Your goal. Track down each line that has the word "marker" and copy it.

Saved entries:
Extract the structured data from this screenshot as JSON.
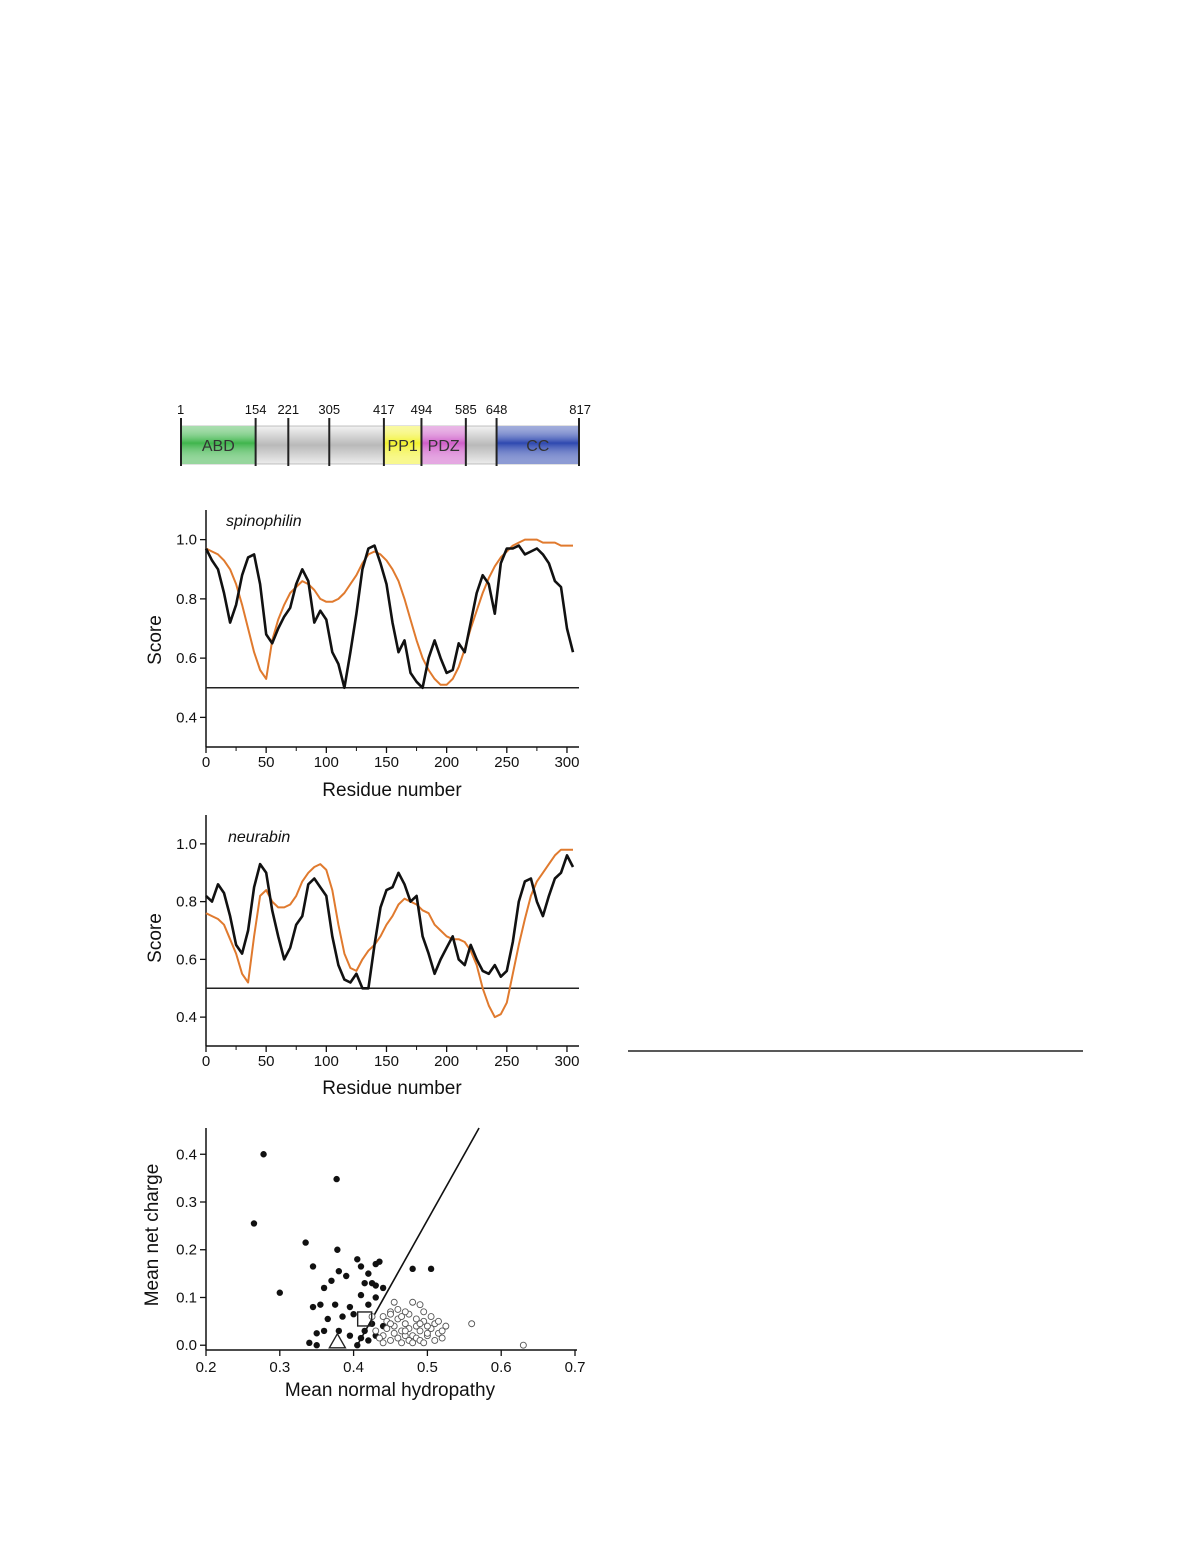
{
  "domain_map": {
    "boundaries": [
      "1",
      "154",
      "221",
      "305",
      "417",
      "494",
      "585",
      "648",
      "817"
    ],
    "domains": [
      {
        "label": "ABD",
        "start": 1,
        "end": 154,
        "color": "#3fb54c"
      },
      {
        "label": "PP1",
        "start": 417,
        "end": 494,
        "color": "#f2f230"
      },
      {
        "label": "PDZ",
        "start": 494,
        "end": 585,
        "color": "#cf5fc9"
      },
      {
        "label": "CC",
        "start": 648,
        "end": 817,
        "color": "#2e48b0"
      }
    ],
    "backbone_color": "#c9c9c9"
  },
  "colors": {
    "black_series": "#111111",
    "orange_series": "#e07a2e",
    "threshold": "#222222"
  },
  "chart_data": [
    {
      "type": "line",
      "title": "spinophilin",
      "xlabel": "Residue number",
      "ylabel": "Score",
      "xlim": [
        0,
        310
      ],
      "ylim": [
        0.3,
        1.1
      ],
      "xticks": [
        0,
        50,
        100,
        150,
        200,
        250,
        300
      ],
      "yticks": [
        0.4,
        0.6,
        0.8,
        1.0
      ],
      "xtick_labels": [
        "0",
        "50",
        "100",
        "150",
        "200",
        "250",
        "300"
      ],
      "ytick_labels": [
        "0.4",
        "0.6",
        "0.8",
        "1.0"
      ],
      "threshold": 0.5,
      "series": [
        {
          "color": "#111111",
          "x": [
            0,
            5,
            10,
            15,
            20,
            25,
            30,
            35,
            40,
            45,
            50,
            55,
            60,
            65,
            70,
            75,
            80,
            85,
            90,
            95,
            100,
            105,
            110,
            115,
            120,
            125,
            130,
            135,
            140,
            145,
            150,
            155,
            160,
            165,
            170,
            175,
            180,
            185,
            190,
            195,
            200,
            205,
            210,
            215,
            220,
            225,
            230,
            235,
            240,
            245,
            250,
            255,
            260,
            265,
            270,
            275,
            280,
            285,
            290,
            295,
            300,
            305
          ],
          "y": [
            0.97,
            0.93,
            0.9,
            0.82,
            0.72,
            0.78,
            0.88,
            0.94,
            0.95,
            0.85,
            0.68,
            0.65,
            0.7,
            0.74,
            0.77,
            0.85,
            0.9,
            0.86,
            0.72,
            0.76,
            0.73,
            0.62,
            0.58,
            0.5,
            0.62,
            0.75,
            0.9,
            0.97,
            0.98,
            0.92,
            0.85,
            0.72,
            0.62,
            0.66,
            0.55,
            0.52,
            0.5,
            0.6,
            0.66,
            0.6,
            0.55,
            0.56,
            0.65,
            0.62,
            0.72,
            0.82,
            0.88,
            0.85,
            0.75,
            0.92,
            0.97,
            0.97,
            0.98,
            0.95,
            0.96,
            0.97,
            0.95,
            0.92,
            0.86,
            0.84,
            0.7,
            0.62
          ]
        },
        {
          "color": "#e07a2e",
          "x": [
            0,
            5,
            10,
            15,
            20,
            25,
            30,
            35,
            40,
            45,
            50,
            55,
            60,
            65,
            70,
            75,
            80,
            85,
            90,
            95,
            100,
            105,
            110,
            115,
            120,
            125,
            130,
            135,
            140,
            145,
            150,
            155,
            160,
            165,
            170,
            175,
            180,
            185,
            190,
            195,
            200,
            205,
            210,
            215,
            220,
            225,
            230,
            235,
            240,
            245,
            250,
            255,
            260,
            265,
            270,
            275,
            280,
            285,
            290,
            295,
            300,
            305
          ],
          "y": [
            0.97,
            0.96,
            0.95,
            0.93,
            0.9,
            0.85,
            0.78,
            0.7,
            0.62,
            0.56,
            0.53,
            0.66,
            0.73,
            0.78,
            0.82,
            0.84,
            0.86,
            0.85,
            0.83,
            0.8,
            0.79,
            0.79,
            0.8,
            0.82,
            0.85,
            0.88,
            0.92,
            0.95,
            0.96,
            0.95,
            0.93,
            0.9,
            0.86,
            0.8,
            0.73,
            0.66,
            0.6,
            0.56,
            0.53,
            0.51,
            0.51,
            0.53,
            0.57,
            0.63,
            0.7,
            0.76,
            0.82,
            0.87,
            0.91,
            0.94,
            0.96,
            0.98,
            0.99,
            1.0,
            1.0,
            1.0,
            0.99,
            0.99,
            0.99,
            0.98,
            0.98,
            0.98
          ]
        }
      ]
    },
    {
      "type": "line",
      "title": "neurabin",
      "xlabel": "Residue number",
      "ylabel": "Score",
      "xlim": [
        0,
        310
      ],
      "ylim": [
        0.3,
        1.1
      ],
      "xticks": [
        0,
        50,
        100,
        150,
        200,
        250,
        300
      ],
      "yticks": [
        0.4,
        0.6,
        0.8,
        1.0
      ],
      "xtick_labels": [
        "0",
        "50",
        "100",
        "150",
        "200",
        "250",
        "300"
      ],
      "ytick_labels": [
        "0.4",
        "0.6",
        "0.8",
        "1.0"
      ],
      "threshold": 0.5,
      "series": [
        {
          "color": "#111111",
          "x": [
            0,
            5,
            10,
            15,
            20,
            25,
            30,
            35,
            40,
            45,
            50,
            55,
            60,
            65,
            70,
            75,
            80,
            85,
            90,
            95,
            100,
            105,
            110,
            115,
            120,
            125,
            130,
            135,
            140,
            145,
            150,
            155,
            160,
            165,
            170,
            175,
            180,
            185,
            190,
            195,
            200,
            205,
            210,
            215,
            220,
            225,
            230,
            235,
            240,
            245,
            250,
            255,
            260,
            265,
            270,
            275,
            280,
            285,
            290,
            295,
            300,
            305
          ],
          "y": [
            0.82,
            0.8,
            0.86,
            0.83,
            0.75,
            0.65,
            0.62,
            0.7,
            0.85,
            0.93,
            0.9,
            0.77,
            0.68,
            0.6,
            0.64,
            0.72,
            0.75,
            0.86,
            0.88,
            0.85,
            0.82,
            0.68,
            0.58,
            0.53,
            0.52,
            0.55,
            0.5,
            0.5,
            0.65,
            0.78,
            0.84,
            0.85,
            0.9,
            0.86,
            0.8,
            0.82,
            0.68,
            0.62,
            0.55,
            0.6,
            0.64,
            0.68,
            0.6,
            0.58,
            0.65,
            0.6,
            0.56,
            0.55,
            0.58,
            0.54,
            0.56,
            0.66,
            0.8,
            0.87,
            0.88,
            0.8,
            0.75,
            0.82,
            0.88,
            0.9,
            0.96,
            0.92
          ]
        },
        {
          "color": "#e07a2e",
          "x": [
            0,
            5,
            10,
            15,
            20,
            25,
            30,
            35,
            40,
            45,
            50,
            55,
            60,
            65,
            70,
            75,
            80,
            85,
            90,
            95,
            100,
            105,
            110,
            115,
            120,
            125,
            130,
            135,
            140,
            145,
            150,
            155,
            160,
            165,
            170,
            175,
            180,
            185,
            190,
            195,
            200,
            205,
            210,
            215,
            220,
            225,
            230,
            235,
            240,
            245,
            250,
            255,
            260,
            265,
            270,
            275,
            280,
            285,
            290,
            295,
            300,
            305
          ],
          "y": [
            0.76,
            0.75,
            0.74,
            0.72,
            0.67,
            0.62,
            0.55,
            0.52,
            0.68,
            0.82,
            0.84,
            0.8,
            0.78,
            0.78,
            0.79,
            0.82,
            0.87,
            0.9,
            0.92,
            0.93,
            0.91,
            0.84,
            0.72,
            0.62,
            0.57,
            0.56,
            0.6,
            0.63,
            0.65,
            0.68,
            0.72,
            0.75,
            0.79,
            0.81,
            0.8,
            0.79,
            0.77,
            0.76,
            0.72,
            0.7,
            0.68,
            0.67,
            0.67,
            0.66,
            0.63,
            0.58,
            0.5,
            0.44,
            0.4,
            0.41,
            0.45,
            0.55,
            0.65,
            0.74,
            0.82,
            0.87,
            0.9,
            0.93,
            0.96,
            0.98,
            0.98,
            0.98
          ]
        }
      ]
    },
    {
      "type": "scatter",
      "xlabel": "Mean normal hydropathy",
      "ylabel": "Mean net charge",
      "xlim": [
        0.2,
        0.7
      ],
      "ylim": [
        -0.01,
        0.455
      ],
      "xticks": [
        0.2,
        0.3,
        0.4,
        0.5,
        0.6,
        0.7
      ],
      "yticks": [
        0.0,
        0.1,
        0.2,
        0.3,
        0.4
      ],
      "xtick_labels": [
        "0.2",
        "0.3",
        "0.4",
        "0.5",
        "0.6",
        "0.7"
      ],
      "ytick_labels": [
        "0.0",
        "0.1",
        "0.2",
        "0.3",
        "0.4"
      ],
      "boundary_line": {
        "x": [
          0.405,
          0.57
        ],
        "y": [
          0.0,
          0.455
        ]
      },
      "series": [
        {
          "marker": "filled-circle",
          "points": [
            [
              0.278,
              0.4
            ],
            [
              0.265,
              0.255
            ],
            [
              0.377,
              0.348
            ],
            [
              0.335,
              0.215
            ],
            [
              0.378,
              0.2
            ],
            [
              0.3,
              0.11
            ],
            [
              0.345,
              0.165
            ],
            [
              0.36,
              0.12
            ],
            [
              0.37,
              0.135
            ],
            [
              0.38,
              0.155
            ],
            [
              0.39,
              0.145
            ],
            [
              0.405,
              0.18
            ],
            [
              0.41,
              0.165
            ],
            [
              0.42,
              0.15
            ],
            [
              0.425,
              0.13
            ],
            [
              0.43,
              0.17
            ],
            [
              0.435,
              0.175
            ],
            [
              0.44,
              0.12
            ],
            [
              0.345,
              0.08
            ],
            [
              0.355,
              0.085
            ],
            [
              0.365,
              0.055
            ],
            [
              0.375,
              0.085
            ],
            [
              0.385,
              0.06
            ],
            [
              0.395,
              0.08
            ],
            [
              0.4,
              0.065
            ],
            [
              0.41,
              0.105
            ],
            [
              0.42,
              0.085
            ],
            [
              0.43,
              0.1
            ],
            [
              0.44,
              0.04
            ],
            [
              0.35,
              0.025
            ],
            [
              0.36,
              0.03
            ],
            [
              0.38,
              0.03
            ],
            [
              0.395,
              0.02
            ],
            [
              0.41,
              0.015
            ],
            [
              0.42,
              0.01
            ],
            [
              0.43,
              0.02
            ],
            [
              0.34,
              0.005
            ],
            [
              0.35,
              0.0
            ],
            [
              0.405,
              0.0
            ],
            [
              0.415,
              0.03
            ],
            [
              0.425,
              0.045
            ],
            [
              0.505,
              0.16
            ],
            [
              0.48,
              0.16
            ],
            [
              0.43,
              0.125
            ],
            [
              0.415,
              0.13
            ]
          ]
        },
        {
          "marker": "open-circle",
          "points": [
            [
              0.44,
              0.06
            ],
            [
              0.445,
              0.05
            ],
            [
              0.45,
              0.07
            ],
            [
              0.455,
              0.04
            ],
            [
              0.46,
              0.055
            ],
            [
              0.465,
              0.03
            ],
            [
              0.47,
              0.045
            ],
            [
              0.475,
              0.065
            ],
            [
              0.48,
              0.02
            ],
            [
              0.485,
              0.04
            ],
            [
              0.49,
              0.03
            ],
            [
              0.495,
              0.05
            ],
            [
              0.5,
              0.02
            ],
            [
              0.505,
              0.035
            ],
            [
              0.51,
              0.01
            ],
            [
              0.515,
              0.025
            ],
            [
              0.52,
              0.015
            ],
            [
              0.45,
              0.01
            ],
            [
              0.455,
              0.025
            ],
            [
              0.46,
              0.015
            ],
            [
              0.465,
              0.005
            ],
            [
              0.47,
              0.02
            ],
            [
              0.475,
              0.01
            ],
            [
              0.48,
              0.005
            ],
            [
              0.485,
              0.015
            ],
            [
              0.49,
              0.01
            ],
            [
              0.495,
              0.005
            ],
            [
              0.5,
              0.04
            ],
            [
              0.44,
              0.02
            ],
            [
              0.445,
              0.035
            ],
            [
              0.435,
              0.015
            ],
            [
              0.44,
              0.005
            ],
            [
              0.45,
              0.045
            ],
            [
              0.46,
              0.075
            ],
            [
              0.47,
              0.07
            ],
            [
              0.48,
              0.09
            ],
            [
              0.49,
              0.085
            ],
            [
              0.455,
              0.09
            ],
            [
              0.465,
              0.06
            ],
            [
              0.475,
              0.035
            ],
            [
              0.485,
              0.055
            ],
            [
              0.495,
              0.07
            ],
            [
              0.505,
              0.06
            ],
            [
              0.51,
              0.045
            ],
            [
              0.515,
              0.05
            ],
            [
              0.52,
              0.03
            ],
            [
              0.525,
              0.04
            ],
            [
              0.56,
              0.045
            ],
            [
              0.63,
              0.0
            ],
            [
              0.45,
              0.065
            ],
            [
              0.43,
              0.03
            ],
            [
              0.425,
              0.06
            ],
            [
              0.47,
              0.03
            ],
            [
              0.49,
              0.045
            ],
            [
              0.5,
              0.025
            ]
          ]
        },
        {
          "marker": "open-square",
          "points": [
            [
              0.415,
              0.055
            ]
          ]
        },
        {
          "marker": "open-triangle",
          "points": [
            [
              0.378,
              0.005
            ]
          ]
        }
      ]
    }
  ],
  "separator_line": true
}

Solution to this task.
          "marker": "filled-circle",
          "marker": "open-circle",
          "marker": "open-square",
          "marker": "open-triangle",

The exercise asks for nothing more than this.